[start of EXERCISE MATERIALS]

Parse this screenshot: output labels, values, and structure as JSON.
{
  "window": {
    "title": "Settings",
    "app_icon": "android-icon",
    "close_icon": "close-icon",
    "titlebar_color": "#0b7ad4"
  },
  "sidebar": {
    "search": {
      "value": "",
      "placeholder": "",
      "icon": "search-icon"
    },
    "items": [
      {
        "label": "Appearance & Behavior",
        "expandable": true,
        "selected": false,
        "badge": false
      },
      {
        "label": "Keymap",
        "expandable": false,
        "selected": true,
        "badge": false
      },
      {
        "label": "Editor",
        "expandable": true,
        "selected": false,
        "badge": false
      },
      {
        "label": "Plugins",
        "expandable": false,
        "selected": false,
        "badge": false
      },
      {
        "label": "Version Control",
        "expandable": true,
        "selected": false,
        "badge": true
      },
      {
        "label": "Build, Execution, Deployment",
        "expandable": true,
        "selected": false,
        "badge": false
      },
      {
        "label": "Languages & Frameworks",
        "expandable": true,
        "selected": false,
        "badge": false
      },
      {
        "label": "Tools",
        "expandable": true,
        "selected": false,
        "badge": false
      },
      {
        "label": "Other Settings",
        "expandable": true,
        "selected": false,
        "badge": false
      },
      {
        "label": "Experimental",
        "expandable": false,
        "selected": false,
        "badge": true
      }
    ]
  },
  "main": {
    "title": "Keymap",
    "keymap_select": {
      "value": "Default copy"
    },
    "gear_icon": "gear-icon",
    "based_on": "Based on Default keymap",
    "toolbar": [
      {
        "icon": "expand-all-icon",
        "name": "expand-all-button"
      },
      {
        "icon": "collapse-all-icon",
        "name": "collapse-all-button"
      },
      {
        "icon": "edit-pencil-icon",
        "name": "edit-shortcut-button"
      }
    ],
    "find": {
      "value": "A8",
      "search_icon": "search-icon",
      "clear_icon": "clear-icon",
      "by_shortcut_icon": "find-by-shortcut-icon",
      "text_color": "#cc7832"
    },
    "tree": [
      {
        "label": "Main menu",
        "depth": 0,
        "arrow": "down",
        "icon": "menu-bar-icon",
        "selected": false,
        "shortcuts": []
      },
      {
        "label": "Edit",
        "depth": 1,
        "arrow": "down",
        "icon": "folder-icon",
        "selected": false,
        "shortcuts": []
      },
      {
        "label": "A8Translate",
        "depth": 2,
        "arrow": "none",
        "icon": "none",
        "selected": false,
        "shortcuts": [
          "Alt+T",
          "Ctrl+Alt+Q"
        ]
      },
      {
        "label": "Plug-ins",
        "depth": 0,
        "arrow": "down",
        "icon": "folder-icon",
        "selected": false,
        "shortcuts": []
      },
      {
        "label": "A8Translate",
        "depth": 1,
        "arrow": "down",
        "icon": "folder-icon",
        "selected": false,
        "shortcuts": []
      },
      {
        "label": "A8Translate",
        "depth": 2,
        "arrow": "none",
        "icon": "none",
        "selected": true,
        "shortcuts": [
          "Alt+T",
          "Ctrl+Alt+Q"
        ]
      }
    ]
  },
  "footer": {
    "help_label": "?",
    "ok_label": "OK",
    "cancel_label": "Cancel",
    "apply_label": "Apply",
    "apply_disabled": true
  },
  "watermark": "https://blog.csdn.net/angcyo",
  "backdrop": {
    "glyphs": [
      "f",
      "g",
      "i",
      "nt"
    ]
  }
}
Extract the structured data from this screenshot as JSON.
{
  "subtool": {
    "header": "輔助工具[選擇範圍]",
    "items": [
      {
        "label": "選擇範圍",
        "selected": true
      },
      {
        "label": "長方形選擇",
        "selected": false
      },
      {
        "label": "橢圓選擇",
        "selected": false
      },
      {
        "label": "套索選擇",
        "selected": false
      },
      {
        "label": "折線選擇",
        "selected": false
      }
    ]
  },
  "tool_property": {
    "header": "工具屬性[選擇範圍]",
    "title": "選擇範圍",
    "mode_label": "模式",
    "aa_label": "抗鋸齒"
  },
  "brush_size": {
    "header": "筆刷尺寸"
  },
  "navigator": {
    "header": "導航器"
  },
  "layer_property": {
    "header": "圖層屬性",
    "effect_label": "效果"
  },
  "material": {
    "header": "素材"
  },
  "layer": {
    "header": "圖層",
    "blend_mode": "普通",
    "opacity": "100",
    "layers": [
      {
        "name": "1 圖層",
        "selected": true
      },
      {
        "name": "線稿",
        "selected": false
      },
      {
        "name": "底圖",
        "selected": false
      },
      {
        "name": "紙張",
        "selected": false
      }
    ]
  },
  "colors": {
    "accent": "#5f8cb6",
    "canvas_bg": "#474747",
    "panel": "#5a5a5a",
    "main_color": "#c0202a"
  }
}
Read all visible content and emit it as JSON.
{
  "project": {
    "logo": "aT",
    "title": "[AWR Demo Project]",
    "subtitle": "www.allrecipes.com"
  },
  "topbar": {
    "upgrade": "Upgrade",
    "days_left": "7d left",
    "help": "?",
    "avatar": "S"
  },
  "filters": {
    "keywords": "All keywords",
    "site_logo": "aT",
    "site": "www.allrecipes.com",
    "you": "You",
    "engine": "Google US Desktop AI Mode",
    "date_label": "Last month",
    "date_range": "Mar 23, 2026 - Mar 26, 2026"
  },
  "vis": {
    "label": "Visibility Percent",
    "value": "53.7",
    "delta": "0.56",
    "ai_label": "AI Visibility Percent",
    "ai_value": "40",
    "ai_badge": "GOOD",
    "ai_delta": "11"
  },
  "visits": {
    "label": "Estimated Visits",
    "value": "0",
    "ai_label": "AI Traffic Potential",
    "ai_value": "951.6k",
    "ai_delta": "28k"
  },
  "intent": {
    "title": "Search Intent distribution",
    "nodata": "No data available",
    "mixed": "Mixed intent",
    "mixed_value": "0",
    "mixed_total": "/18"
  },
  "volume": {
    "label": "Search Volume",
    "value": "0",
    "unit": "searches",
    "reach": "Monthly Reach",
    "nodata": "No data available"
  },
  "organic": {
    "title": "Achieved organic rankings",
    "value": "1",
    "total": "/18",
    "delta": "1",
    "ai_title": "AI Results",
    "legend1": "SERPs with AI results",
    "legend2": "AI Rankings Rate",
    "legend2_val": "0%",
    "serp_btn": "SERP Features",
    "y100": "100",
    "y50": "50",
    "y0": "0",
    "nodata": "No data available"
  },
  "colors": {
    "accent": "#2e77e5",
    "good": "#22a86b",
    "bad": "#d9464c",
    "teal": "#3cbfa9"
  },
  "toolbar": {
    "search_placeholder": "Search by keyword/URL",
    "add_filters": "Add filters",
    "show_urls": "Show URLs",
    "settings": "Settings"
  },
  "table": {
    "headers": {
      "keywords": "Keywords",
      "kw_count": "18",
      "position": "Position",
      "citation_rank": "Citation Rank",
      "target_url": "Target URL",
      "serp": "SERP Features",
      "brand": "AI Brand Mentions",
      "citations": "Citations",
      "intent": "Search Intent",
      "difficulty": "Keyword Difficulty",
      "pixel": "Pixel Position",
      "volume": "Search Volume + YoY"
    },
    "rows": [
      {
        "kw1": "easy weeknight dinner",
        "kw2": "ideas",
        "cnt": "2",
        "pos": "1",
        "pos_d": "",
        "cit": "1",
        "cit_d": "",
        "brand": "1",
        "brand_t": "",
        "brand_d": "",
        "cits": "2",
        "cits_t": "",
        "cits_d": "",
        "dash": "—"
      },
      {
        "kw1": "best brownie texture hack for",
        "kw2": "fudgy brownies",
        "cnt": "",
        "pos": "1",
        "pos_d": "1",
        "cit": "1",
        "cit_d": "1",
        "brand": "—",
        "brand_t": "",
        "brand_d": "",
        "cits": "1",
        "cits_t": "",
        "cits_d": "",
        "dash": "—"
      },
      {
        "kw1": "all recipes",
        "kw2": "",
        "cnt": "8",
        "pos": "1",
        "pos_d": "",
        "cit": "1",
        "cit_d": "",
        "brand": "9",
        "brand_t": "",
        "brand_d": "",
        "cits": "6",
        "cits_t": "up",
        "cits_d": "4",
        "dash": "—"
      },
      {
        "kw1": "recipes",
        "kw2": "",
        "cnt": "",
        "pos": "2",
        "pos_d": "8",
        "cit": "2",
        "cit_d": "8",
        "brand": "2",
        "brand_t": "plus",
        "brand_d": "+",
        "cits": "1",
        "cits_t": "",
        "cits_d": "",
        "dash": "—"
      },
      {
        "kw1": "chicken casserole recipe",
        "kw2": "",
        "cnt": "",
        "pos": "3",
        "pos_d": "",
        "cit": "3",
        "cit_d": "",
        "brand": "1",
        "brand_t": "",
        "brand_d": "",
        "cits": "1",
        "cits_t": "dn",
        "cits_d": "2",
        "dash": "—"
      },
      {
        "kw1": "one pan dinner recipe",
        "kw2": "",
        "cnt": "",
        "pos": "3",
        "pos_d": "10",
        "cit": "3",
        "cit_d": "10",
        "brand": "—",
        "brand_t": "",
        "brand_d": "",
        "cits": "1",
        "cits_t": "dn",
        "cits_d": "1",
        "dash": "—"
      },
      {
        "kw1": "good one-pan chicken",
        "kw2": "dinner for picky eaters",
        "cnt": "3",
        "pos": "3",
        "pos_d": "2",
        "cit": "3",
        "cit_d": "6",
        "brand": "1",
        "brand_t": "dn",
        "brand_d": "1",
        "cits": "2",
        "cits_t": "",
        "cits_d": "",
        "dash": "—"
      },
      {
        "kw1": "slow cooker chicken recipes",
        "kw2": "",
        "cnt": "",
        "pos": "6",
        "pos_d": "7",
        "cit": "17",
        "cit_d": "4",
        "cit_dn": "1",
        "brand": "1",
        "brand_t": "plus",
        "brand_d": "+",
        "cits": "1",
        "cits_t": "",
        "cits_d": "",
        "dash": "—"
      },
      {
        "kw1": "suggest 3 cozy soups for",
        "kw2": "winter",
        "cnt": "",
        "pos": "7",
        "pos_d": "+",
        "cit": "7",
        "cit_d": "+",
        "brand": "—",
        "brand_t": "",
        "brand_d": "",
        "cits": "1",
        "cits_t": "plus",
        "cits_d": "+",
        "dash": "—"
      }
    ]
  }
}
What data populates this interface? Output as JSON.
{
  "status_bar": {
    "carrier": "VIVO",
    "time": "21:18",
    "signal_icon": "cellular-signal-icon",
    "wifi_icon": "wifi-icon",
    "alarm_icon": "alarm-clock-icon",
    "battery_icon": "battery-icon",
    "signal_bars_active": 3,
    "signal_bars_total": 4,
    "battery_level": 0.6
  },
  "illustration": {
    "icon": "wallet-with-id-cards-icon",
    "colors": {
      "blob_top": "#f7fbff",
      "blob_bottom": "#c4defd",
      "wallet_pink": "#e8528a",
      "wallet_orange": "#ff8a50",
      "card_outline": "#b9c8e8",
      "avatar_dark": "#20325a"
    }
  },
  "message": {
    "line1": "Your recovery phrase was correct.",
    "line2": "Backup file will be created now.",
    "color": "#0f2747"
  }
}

[end of EXERCISE MATERIALS]

Check every line for "keywords" and show the ones that have it.

    "keywords": "All keywords",
      "keywords": "Keywords",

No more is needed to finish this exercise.